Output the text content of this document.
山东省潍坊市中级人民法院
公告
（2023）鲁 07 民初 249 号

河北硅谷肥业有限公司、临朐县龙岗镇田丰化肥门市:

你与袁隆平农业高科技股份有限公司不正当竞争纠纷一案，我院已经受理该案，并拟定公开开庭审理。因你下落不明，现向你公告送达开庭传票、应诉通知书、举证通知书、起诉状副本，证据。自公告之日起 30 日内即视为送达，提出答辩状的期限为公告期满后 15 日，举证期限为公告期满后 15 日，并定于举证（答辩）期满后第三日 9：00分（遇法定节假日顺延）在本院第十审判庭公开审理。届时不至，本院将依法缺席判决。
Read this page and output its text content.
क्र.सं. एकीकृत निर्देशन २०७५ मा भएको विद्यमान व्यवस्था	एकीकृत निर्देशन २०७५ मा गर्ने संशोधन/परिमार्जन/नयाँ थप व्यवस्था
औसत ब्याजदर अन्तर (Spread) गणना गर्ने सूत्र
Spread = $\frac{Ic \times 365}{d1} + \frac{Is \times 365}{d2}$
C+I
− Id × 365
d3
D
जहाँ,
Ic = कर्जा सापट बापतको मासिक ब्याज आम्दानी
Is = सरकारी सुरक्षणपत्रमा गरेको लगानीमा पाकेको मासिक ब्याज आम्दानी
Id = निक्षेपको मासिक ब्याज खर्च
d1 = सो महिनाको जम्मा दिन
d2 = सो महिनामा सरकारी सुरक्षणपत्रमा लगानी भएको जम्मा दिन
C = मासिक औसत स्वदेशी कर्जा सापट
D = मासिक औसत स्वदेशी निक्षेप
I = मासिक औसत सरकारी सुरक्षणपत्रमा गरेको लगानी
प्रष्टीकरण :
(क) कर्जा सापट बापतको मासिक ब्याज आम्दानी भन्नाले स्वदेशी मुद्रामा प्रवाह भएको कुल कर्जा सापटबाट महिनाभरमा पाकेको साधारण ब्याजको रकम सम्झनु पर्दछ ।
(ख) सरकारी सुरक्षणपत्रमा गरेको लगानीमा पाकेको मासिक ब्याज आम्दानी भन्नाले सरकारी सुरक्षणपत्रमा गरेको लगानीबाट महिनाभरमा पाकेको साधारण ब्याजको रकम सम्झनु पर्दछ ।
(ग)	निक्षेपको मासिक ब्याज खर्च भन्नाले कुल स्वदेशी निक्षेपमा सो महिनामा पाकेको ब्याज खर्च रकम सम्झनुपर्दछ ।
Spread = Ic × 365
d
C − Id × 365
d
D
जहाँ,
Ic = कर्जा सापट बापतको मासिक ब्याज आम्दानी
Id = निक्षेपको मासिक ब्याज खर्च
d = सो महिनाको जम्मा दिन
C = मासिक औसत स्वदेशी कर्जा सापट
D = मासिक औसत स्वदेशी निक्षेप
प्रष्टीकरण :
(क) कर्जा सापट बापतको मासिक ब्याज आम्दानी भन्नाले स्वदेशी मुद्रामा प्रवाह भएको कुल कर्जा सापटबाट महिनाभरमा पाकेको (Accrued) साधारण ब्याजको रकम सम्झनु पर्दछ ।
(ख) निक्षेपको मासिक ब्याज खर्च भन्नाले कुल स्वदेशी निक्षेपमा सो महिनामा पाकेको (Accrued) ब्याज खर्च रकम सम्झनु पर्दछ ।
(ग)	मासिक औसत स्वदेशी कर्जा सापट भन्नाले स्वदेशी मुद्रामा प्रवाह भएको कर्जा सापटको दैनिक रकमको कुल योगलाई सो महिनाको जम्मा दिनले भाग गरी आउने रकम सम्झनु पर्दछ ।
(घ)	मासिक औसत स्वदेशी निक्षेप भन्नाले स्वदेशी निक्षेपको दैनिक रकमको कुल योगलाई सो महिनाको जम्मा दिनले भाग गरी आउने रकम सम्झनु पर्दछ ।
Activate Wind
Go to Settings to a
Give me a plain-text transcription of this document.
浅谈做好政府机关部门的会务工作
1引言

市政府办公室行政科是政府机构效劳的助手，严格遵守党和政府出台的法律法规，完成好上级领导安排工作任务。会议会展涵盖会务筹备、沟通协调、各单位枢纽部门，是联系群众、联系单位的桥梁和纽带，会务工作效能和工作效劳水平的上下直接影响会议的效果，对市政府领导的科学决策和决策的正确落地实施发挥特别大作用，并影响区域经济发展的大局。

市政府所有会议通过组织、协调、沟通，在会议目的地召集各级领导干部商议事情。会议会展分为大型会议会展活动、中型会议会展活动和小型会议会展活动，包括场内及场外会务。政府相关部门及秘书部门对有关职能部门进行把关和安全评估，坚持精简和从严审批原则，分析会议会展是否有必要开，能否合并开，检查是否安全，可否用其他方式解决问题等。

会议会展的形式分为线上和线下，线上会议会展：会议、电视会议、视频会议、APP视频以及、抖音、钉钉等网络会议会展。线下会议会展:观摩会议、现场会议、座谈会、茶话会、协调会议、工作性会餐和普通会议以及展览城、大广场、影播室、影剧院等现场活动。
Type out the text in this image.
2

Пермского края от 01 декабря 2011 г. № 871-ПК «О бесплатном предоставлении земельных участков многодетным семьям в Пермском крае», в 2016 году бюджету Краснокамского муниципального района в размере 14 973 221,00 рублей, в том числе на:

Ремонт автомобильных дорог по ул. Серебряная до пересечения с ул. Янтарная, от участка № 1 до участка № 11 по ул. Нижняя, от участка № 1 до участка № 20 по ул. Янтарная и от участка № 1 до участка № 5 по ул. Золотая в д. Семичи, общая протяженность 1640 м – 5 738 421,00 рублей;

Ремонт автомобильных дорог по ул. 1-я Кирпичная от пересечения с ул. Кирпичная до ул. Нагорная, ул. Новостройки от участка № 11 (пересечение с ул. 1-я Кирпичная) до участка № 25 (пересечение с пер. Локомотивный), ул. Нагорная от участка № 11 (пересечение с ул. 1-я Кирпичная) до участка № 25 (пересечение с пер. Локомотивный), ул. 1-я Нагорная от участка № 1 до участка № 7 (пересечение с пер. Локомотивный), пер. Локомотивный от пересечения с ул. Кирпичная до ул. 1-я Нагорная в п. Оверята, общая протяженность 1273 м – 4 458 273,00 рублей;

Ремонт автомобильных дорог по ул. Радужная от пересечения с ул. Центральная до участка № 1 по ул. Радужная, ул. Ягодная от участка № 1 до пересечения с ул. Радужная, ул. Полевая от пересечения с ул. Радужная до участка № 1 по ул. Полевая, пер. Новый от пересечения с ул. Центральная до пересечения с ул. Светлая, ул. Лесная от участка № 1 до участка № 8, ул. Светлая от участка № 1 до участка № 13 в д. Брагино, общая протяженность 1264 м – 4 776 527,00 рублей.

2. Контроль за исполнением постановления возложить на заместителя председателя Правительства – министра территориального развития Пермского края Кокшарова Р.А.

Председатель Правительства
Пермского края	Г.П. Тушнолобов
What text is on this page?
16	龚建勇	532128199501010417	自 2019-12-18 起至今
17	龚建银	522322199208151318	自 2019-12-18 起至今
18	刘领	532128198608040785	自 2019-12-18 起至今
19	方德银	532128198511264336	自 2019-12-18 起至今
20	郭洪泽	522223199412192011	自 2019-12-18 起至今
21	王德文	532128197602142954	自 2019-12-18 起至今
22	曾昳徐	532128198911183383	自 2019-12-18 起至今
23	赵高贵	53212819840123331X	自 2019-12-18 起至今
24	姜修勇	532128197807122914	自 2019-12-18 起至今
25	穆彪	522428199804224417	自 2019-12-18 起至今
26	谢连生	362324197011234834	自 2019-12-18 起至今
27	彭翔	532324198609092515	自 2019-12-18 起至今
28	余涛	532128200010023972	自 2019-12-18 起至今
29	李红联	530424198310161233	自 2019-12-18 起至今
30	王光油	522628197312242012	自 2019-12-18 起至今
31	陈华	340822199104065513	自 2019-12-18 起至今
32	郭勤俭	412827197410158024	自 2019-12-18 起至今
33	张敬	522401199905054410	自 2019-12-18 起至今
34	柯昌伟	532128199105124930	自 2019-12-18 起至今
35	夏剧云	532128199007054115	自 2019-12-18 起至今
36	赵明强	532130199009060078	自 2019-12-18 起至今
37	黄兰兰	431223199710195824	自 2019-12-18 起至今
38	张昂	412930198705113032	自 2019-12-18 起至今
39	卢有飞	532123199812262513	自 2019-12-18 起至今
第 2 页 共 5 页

Exercise task ▸ Across the records above, count the lines holding "Правительства" and reply with that number alone.

Result of this task ▸ 2